Return all of the entries word for word, but omit the pictures they contain.

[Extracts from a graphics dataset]
▼▼▼
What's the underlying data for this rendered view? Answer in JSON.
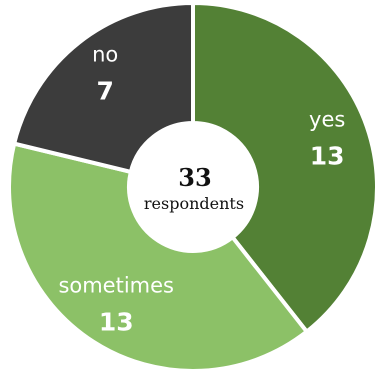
{
  "chart_data": {
    "type": "pie",
    "style": "donut",
    "center_total": "33",
    "center_caption": "respondents",
    "slices": [
      {
        "label": "yes",
        "value": 13,
        "color": "#538135"
      },
      {
        "label": "sometimes",
        "value": 13,
        "color": "#8cc167"
      },
      {
        "label": "no",
        "value": 7,
        "color": "#3c3c3c"
      }
    ]
  }
}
▲▲▲
[Task output]
What's the underlying data for this rendered view? Answer in JSON.
{
  "chart_data": {
    "type": "pie",
    "style": "donut",
    "center_total": "33",
    "center_caption": "respondents",
    "slices": [
      {
        "label": "yes",
        "value": 13,
        "color": "#538135"
      },
      {
        "label": "sometimes",
        "value": 13,
        "color": "#8cc167"
      },
      {
        "label": "no",
        "value": 7,
        "color": "#3c3c3c"
      }
    ]
  }
}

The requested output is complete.